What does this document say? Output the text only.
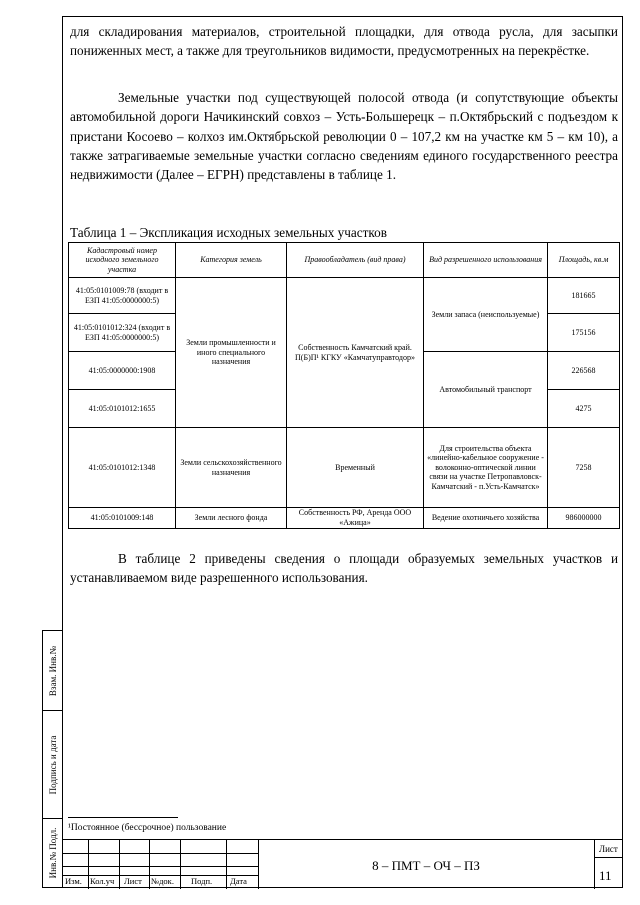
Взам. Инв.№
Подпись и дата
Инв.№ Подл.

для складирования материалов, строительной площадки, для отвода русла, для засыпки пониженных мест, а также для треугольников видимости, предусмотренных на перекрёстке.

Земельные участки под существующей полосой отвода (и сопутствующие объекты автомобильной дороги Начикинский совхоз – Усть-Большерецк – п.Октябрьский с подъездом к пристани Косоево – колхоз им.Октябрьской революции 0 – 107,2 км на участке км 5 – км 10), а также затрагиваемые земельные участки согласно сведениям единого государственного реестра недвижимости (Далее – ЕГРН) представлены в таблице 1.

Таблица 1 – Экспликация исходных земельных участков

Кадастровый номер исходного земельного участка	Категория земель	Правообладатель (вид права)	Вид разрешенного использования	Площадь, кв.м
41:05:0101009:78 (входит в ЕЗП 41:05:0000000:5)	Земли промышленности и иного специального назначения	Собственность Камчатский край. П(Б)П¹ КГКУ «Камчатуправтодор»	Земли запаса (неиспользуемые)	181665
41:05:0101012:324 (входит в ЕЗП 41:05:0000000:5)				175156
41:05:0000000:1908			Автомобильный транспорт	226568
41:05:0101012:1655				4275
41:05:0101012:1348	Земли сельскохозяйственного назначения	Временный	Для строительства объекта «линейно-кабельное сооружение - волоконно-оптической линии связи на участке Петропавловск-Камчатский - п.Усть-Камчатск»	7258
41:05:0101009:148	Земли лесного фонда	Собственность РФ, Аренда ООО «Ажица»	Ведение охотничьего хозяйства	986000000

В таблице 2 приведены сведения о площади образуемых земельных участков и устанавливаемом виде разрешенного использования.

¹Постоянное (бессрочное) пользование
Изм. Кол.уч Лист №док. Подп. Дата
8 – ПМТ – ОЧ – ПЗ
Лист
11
_ _ _ _ _ _ _
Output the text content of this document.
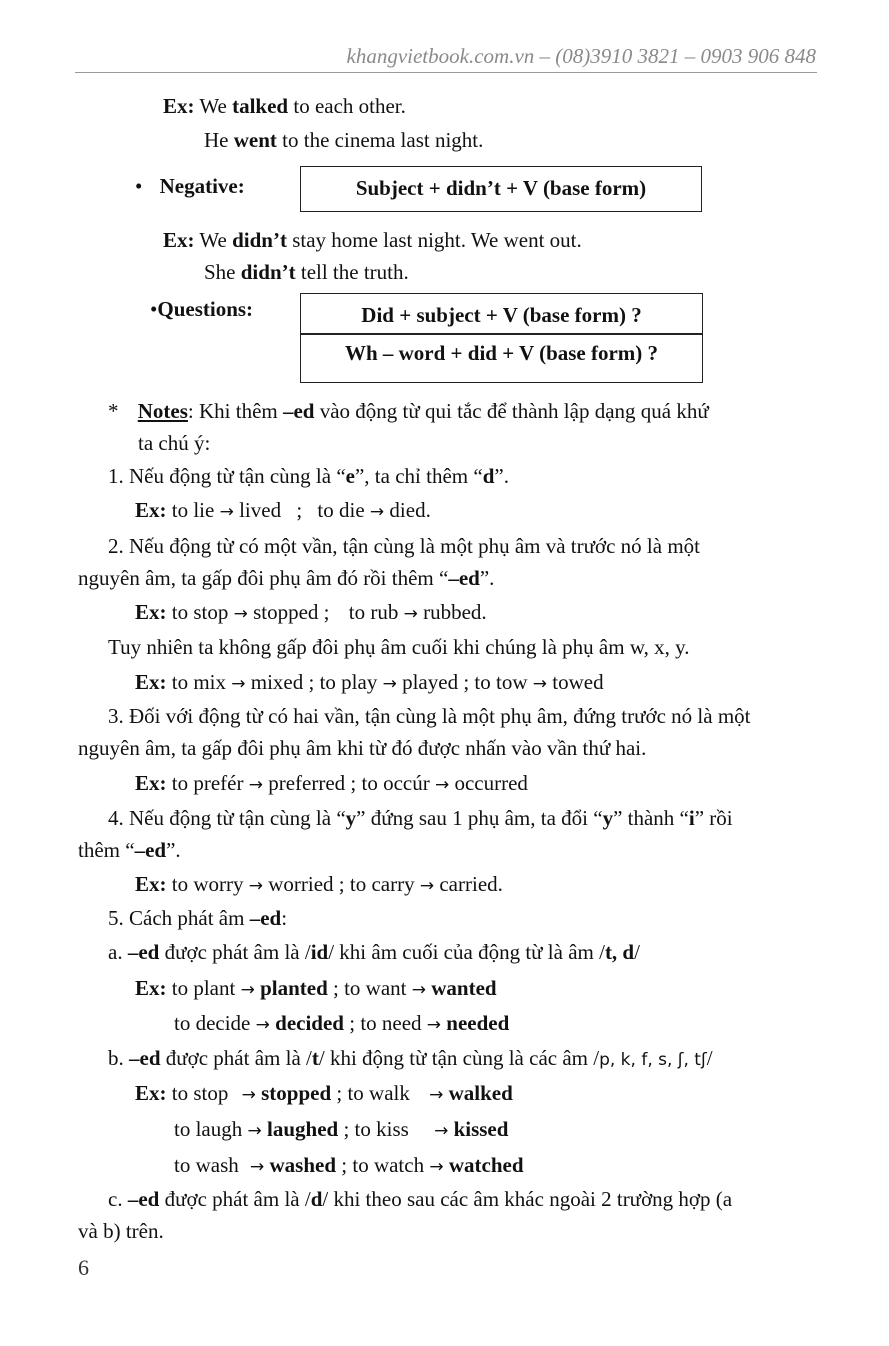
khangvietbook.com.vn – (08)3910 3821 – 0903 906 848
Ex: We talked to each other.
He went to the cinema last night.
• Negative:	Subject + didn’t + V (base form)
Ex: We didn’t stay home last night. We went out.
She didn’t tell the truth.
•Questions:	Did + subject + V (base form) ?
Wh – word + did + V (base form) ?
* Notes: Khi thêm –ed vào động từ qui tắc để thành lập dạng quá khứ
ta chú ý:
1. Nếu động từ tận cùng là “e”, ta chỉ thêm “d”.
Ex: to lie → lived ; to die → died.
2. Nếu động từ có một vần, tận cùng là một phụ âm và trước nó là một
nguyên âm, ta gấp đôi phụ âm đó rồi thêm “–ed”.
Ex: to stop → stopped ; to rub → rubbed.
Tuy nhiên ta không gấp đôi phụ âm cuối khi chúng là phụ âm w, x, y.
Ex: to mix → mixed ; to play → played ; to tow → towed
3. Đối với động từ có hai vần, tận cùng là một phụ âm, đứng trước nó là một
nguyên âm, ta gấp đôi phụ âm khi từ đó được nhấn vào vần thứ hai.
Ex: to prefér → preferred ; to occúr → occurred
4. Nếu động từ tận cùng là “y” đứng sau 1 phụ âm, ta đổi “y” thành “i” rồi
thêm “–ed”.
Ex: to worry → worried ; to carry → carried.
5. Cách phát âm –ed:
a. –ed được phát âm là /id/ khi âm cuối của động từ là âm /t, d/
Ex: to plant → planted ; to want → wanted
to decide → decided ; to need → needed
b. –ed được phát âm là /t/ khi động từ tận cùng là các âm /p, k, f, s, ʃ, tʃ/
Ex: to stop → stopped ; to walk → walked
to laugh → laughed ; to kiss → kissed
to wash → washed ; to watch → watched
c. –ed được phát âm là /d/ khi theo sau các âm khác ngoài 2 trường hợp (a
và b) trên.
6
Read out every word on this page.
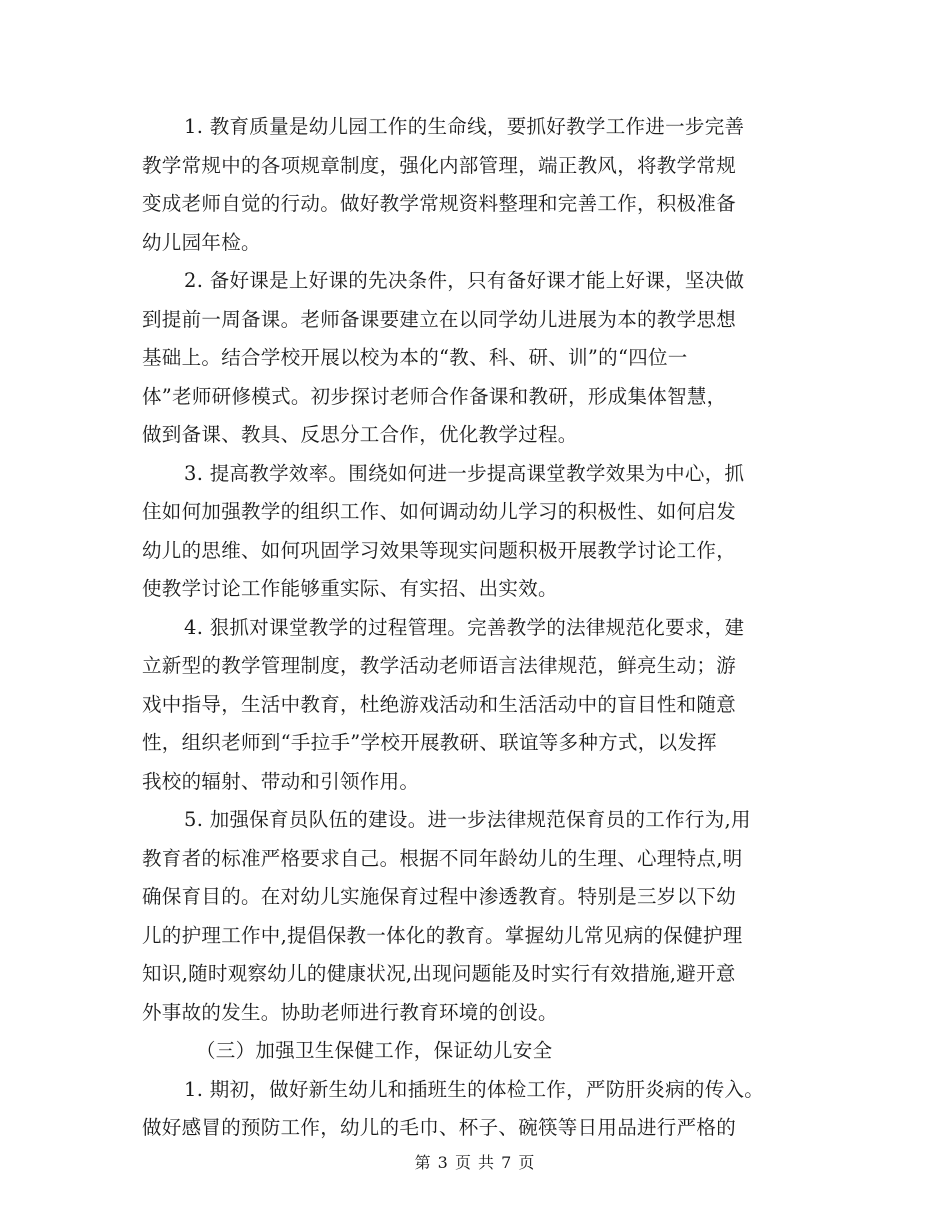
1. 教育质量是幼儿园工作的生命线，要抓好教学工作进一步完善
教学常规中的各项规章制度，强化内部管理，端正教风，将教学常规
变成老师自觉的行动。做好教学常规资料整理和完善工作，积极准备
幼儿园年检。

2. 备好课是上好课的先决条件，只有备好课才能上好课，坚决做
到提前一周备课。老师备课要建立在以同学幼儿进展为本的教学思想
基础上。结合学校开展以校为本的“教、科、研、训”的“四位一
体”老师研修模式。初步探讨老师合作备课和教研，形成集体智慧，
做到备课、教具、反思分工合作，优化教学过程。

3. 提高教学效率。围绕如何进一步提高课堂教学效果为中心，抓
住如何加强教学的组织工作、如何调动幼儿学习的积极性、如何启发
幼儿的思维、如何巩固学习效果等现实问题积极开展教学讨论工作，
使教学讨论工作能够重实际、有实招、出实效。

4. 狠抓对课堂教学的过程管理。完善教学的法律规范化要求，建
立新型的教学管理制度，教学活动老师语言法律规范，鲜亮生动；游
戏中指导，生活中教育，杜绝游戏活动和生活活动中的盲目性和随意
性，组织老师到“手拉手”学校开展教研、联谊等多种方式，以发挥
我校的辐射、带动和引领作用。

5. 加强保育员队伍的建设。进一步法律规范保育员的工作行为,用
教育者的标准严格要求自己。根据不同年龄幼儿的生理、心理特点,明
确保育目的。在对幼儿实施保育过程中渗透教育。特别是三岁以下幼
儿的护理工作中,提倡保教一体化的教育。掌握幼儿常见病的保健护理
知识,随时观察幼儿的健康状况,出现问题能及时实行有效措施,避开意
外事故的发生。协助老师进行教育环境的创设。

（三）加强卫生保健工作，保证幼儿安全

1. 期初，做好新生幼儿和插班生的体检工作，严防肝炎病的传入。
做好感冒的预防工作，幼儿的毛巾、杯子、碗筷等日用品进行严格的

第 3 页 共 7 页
_ _ _ _ _ _ _
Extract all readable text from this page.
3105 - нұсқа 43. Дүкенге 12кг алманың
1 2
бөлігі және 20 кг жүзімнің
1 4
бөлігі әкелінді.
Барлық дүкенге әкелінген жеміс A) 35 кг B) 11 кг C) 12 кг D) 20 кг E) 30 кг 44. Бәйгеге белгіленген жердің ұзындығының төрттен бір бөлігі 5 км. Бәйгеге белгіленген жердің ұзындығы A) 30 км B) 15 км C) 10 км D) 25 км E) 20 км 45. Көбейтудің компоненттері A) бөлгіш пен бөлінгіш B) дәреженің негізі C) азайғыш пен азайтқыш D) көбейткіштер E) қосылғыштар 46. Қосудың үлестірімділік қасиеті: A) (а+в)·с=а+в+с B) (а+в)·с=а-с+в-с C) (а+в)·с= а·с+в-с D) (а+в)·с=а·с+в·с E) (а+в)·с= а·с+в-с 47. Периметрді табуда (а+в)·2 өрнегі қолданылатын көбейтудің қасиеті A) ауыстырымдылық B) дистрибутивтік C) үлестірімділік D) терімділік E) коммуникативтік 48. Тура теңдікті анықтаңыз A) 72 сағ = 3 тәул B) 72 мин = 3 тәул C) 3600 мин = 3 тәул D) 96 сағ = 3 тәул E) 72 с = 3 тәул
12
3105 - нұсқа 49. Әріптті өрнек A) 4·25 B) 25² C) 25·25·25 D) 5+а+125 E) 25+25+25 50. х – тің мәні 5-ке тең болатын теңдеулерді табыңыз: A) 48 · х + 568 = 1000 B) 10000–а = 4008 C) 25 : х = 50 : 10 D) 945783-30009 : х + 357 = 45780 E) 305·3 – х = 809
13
_ _ _ _ _ _ _
## Aim of the task:
Look over the records above and copy each line that includes the string "last".

## Task answer:
He went to the cinema last night.
Ex: We didn’t stay home last night. We went out.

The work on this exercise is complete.